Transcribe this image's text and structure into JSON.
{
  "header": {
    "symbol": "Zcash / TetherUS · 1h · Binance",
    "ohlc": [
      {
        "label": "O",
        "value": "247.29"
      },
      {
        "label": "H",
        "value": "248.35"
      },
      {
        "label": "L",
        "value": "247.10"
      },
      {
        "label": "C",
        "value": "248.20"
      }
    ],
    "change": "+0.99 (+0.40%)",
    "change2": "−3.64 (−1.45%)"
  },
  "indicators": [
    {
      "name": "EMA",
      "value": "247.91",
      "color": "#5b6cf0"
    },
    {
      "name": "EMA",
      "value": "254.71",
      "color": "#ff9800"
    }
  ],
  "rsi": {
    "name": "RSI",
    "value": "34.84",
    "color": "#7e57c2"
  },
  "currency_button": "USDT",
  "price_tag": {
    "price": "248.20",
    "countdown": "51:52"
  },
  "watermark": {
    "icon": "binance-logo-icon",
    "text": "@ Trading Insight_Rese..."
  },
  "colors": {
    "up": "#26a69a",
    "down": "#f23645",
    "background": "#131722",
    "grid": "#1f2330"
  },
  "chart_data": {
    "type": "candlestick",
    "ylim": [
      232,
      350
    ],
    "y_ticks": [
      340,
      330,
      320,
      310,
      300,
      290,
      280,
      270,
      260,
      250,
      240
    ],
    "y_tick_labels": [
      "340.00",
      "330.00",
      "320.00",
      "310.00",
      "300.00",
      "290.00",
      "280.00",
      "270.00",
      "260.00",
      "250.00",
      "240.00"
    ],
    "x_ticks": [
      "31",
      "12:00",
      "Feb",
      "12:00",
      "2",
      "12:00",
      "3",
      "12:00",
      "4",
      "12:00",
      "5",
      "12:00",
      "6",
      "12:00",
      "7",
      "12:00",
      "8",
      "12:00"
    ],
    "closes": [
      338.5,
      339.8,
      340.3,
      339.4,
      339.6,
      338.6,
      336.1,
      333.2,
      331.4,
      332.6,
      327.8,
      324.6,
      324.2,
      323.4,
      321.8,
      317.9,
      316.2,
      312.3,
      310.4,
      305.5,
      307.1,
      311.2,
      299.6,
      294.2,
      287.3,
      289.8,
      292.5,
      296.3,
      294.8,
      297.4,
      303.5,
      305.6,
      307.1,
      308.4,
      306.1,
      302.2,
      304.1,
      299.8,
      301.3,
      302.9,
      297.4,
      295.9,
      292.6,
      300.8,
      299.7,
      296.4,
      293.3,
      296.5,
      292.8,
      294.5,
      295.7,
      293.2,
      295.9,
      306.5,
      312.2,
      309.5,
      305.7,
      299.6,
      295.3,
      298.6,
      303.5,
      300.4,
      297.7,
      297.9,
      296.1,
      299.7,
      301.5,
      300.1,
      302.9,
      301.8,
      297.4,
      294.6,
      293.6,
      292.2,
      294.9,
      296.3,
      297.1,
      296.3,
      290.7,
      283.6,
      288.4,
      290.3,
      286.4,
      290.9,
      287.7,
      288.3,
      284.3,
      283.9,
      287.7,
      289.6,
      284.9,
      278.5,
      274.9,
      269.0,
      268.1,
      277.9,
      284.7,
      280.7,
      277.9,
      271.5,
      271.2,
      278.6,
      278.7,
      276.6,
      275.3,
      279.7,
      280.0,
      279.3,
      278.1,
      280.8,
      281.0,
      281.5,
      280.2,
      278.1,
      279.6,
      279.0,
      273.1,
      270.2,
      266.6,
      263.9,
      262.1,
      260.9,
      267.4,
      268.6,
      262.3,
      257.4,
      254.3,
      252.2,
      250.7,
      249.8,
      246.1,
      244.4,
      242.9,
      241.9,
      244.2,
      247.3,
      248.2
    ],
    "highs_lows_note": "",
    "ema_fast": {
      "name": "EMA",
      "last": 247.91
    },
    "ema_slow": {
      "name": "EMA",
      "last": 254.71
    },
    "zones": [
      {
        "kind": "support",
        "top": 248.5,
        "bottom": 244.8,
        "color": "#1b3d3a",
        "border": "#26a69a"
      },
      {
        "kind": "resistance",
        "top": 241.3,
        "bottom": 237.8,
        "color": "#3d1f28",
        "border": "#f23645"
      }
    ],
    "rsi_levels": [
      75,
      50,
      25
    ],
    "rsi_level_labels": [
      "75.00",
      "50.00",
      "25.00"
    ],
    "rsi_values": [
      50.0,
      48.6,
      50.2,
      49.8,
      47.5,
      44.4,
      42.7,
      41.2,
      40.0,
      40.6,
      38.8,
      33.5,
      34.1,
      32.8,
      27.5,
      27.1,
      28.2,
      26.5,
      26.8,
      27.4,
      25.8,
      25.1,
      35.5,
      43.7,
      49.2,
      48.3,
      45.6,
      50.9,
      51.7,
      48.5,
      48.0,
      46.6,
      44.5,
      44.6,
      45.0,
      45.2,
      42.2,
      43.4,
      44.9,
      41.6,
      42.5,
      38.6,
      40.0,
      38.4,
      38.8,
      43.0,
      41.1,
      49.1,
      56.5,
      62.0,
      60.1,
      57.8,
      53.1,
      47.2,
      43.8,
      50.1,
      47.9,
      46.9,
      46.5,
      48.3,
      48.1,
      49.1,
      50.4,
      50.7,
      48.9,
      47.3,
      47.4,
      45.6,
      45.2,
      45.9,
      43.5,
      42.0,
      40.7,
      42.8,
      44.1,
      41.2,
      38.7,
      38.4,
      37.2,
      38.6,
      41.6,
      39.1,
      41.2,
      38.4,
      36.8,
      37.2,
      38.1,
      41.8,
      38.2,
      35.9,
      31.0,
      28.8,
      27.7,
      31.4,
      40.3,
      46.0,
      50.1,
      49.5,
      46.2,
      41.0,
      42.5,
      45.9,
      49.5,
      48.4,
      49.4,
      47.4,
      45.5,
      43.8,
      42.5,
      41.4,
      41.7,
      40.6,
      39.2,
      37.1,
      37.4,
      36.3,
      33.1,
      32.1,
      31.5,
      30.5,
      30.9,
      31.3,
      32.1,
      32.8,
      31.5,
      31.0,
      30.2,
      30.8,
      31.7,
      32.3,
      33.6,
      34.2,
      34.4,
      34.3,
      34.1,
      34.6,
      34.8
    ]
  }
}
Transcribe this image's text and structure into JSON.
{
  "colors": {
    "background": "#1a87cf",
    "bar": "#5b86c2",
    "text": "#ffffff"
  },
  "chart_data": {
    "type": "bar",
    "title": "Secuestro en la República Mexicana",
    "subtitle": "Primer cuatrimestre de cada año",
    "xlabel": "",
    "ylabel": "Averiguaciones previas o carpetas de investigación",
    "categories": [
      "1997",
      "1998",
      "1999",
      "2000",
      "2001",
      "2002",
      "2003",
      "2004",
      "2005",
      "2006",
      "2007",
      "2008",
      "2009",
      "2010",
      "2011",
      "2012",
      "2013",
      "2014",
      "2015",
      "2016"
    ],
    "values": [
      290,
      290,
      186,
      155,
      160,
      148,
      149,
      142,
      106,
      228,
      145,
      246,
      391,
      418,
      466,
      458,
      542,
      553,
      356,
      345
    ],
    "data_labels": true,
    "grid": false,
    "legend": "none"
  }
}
* * * * * * * * *
#### [Given exercise]
Print all of the entries again, exactly as written.

#### [Full output]
Transcribe this image's text and structure into JSON.
{
  "header": {
    "symbol": "Zcash / TetherUS · 1h · Binance",
    "ohlc": [
      {
        "label": "O",
        "value": "247.29"
      },
      {
        "label": "H",
        "value": "248.35"
      },
      {
        "label": "L",
        "value": "247.10"
      },
      {
        "label": "C",
        "value": "248.20"
      }
    ],
    "change": "+0.99 (+0.40%)",
    "change2": "−3.64 (−1.45%)"
  },
  "indicators": [
    {
      "name": "EMA",
      "value": "247.91",
      "color": "#5b6cf0"
    },
    {
      "name": "EMA",
      "value": "254.71",
      "color": "#ff9800"
    }
  ],
  "rsi": {
    "name": "RSI",
    "value": "34.84",
    "color": "#7e57c2"
  },
  "currency_button": "USDT",
  "price_tag": {
    "price": "248.20",
    "countdown": "51:52"
  },
  "watermark": {
    "icon": "binance-logo-icon",
    "text": "@ Trading Insight_Rese..."
  },
  "colors": {
    "up": "#26a69a",
    "down": "#f23645",
    "background": "#131722",
    "grid": "#1f2330"
  },
  "chart_data": {
    "type": "candlestick",
    "ylim": [
      232,
      350
    ],
    "y_ticks": [
      340,
      330,
      320,
      310,
      300,
      290,
      280,
      270,
      260,
      250,
      240
    ],
    "y_tick_labels": [
      "340.00",
      "330.00",
      "320.00",
      "310.00",
      "300.00",
      "290.00",
      "280.00",
      "270.00",
      "260.00",
      "250.00",
      "240.00"
    ],
    "x_ticks": [
      "31",
      "12:00",
      "Feb",
      "12:00",
      "2",
      "12:00",
      "3",
      "12:00",
      "4",
      "12:00",
      "5",
      "12:00",
      "6",
      "12:00",
      "7",
      "12:00",
      "8",
      "12:00"
    ],
    "closes": [
      338.5,
      339.8,
      340.3,
      339.4,
      339.6,
      338.6,
      336.1,
      333.2,
      331.4,
      332.6,
      327.8,
      324.6,
      324.2,
      323.4,
      321.8,
      317.9,
      316.2,
      312.3,
      310.4,
      305.5,
      307.1,
      311.2,
      299.6,
      294.2,
      287.3,
      289.8,
      292.5,
      296.3,
      294.8,
      297.4,
      303.5,
      305.6,
      307.1,
      308.4,
      306.1,
      302.2,
      304.1,
      299.8,
      301.3,
      302.9,
      297.4,
      295.9,
      292.6,
      300.8,
      299.7,
      296.4,
      293.3,
      296.5,
      292.8,
      294.5,
      295.7,
      293.2,
      295.9,
      306.5,
      312.2,
      309.5,
      305.7,
      299.6,
      295.3,
      298.6,
      303.5,
      300.4,
      297.7,
      297.9,
      296.1,
      299.7,
      301.5,
      300.1,
      302.9,
      301.8,
      297.4,
      294.6,
      293.6,
      292.2,
      294.9,
      296.3,
      297.1,
      296.3,
      290.7,
      283.6,
      288.4,
      290.3,
      286.4,
      290.9,
      287.7,
      288.3,
      284.3,
      283.9,
      287.7,
      289.6,
      284.9,
      278.5,
      274.9,
      269.0,
      268.1,
      277.9,
      284.7,
      280.7,
      277.9,
      271.5,
      271.2,
      278.6,
      278.7,
      276.6,
      275.3,
      279.7,
      280.0,
      279.3,
      278.1,
      280.8,
      281.0,
      281.5,
      280.2,
      278.1,
      279.6,
      279.0,
      273.1,
      270.2,
      266.6,
      263.9,
      262.1,
      260.9,
      267.4,
      268.6,
      262.3,
      257.4,
      254.3,
      252.2,
      250.7,
      249.8,
      246.1,
      244.4,
      242.9,
      241.9,
      244.2,
      247.3,
      248.2
    ],
    "highs_lows_note": "",
    "ema_fast": {
      "name": "EMA",
      "last": 247.91
    },
    "ema_slow": {
      "name": "EMA",
      "last": 254.71
    },
    "zones": [
      {
        "kind": "support",
        "top": 248.5,
        "bottom": 244.8,
        "color": "#1b3d3a",
        "border": "#26a69a"
      },
      {
        "kind": "resistance",
        "top": 241.3,
        "bottom": 237.8,
        "color": "#3d1f28",
        "border": "#f23645"
      }
    ],
    "rsi_levels": [
      75,
      50,
      25
    ],
    "rsi_level_labels": [
      "75.00",
      "50.00",
      "25.00"
    ],
    "rsi_values": [
      50.0,
      48.6,
      50.2,
      49.8,
      47.5,
      44.4,
      42.7,
      41.2,
      40.0,
      40.6,
      38.8,
      33.5,
      34.1,
      32.8,
      27.5,
      27.1,
      28.2,
      26.5,
      26.8,
      27.4,
      25.8,
      25.1,
      35.5,
      43.7,
      49.2,
      48.3,
      45.6,
      50.9,
      51.7,
      48.5,
      48.0,
      46.6,
      44.5,
      44.6,
      45.0,
      45.2,
      42.2,
      43.4,
      44.9,
      41.6,
      42.5,
      38.6,
      40.0,
      38.4,
      38.8,
      43.0,
      41.1,
      49.1,
      56.5,
      62.0,
      60.1,
      57.8,
      53.1,
      47.2,
      43.8,
      50.1,
      47.9,
      46.9,
      46.5,
      48.3,
      48.1,
      49.1,
      50.4,
      50.7,
      48.9,
      47.3,
      47.4,
      45.6,
      45.2,
      45.9,
      43.5,
      42.0,
      40.7,
      42.8,
      44.1,
      41.2,
      38.7,
      38.4,
      37.2,
      38.6,
      41.6,
      39.1,
      41.2,
      38.4,
      36.8,
      37.2,
      38.1,
      41.8,
      38.2,
      35.9,
      31.0,
      28.8,
      27.7,
      31.4,
      40.3,
      46.0,
      50.1,
      49.5,
      46.2,
      41.0,
      42.5,
      45.9,
      49.5,
      48.4,
      49.4,
      47.4,
      45.5,
      43.8,
      42.5,
      41.4,
      41.7,
      40.6,
      39.2,
      37.1,
      37.4,
      36.3,
      33.1,
      32.1,
      31.5,
      30.5,
      30.9,
      31.3,
      32.1,
      32.8,
      31.5,
      31.0,
      30.2,
      30.8,
      31.7,
      32.3,
      33.6,
      34.2,
      34.4,
      34.3,
      34.1,
      34.6,
      34.8
    ]
  }
}
Transcribe this image's text and structure into JSON.
{
  "colors": {
    "background": "#1a87cf",
    "bar": "#5b86c2",
    "text": "#ffffff"
  },
  "chart_data": {
    "type": "bar",
    "title": "Secuestro en la República Mexicana",
    "subtitle": "Primer cuatrimestre de cada año",
    "xlabel": "",
    "ylabel": "Averiguaciones previas o carpetas de investigación",
    "categories": [
      "1997",
      "1998",
      "1999",
      "2000",
      "2001",
      "2002",
      "2003",
      "2004",
      "2005",
      "2006",
      "2007",
      "2008",
      "2009",
      "2010",
      "2011",
      "2012",
      "2013",
      "2014",
      "2015",
      "2016"
    ],
    "values": [
      290,
      290,
      186,
      155,
      160,
      148,
      149,
      142,
      106,
      228,
      145,
      246,
      391,
      418,
      466,
      458,
      542,
      553,
      356,
      345
    ],
    "data_labels": true,
    "grid": false,
    "legend": "none"
  }
}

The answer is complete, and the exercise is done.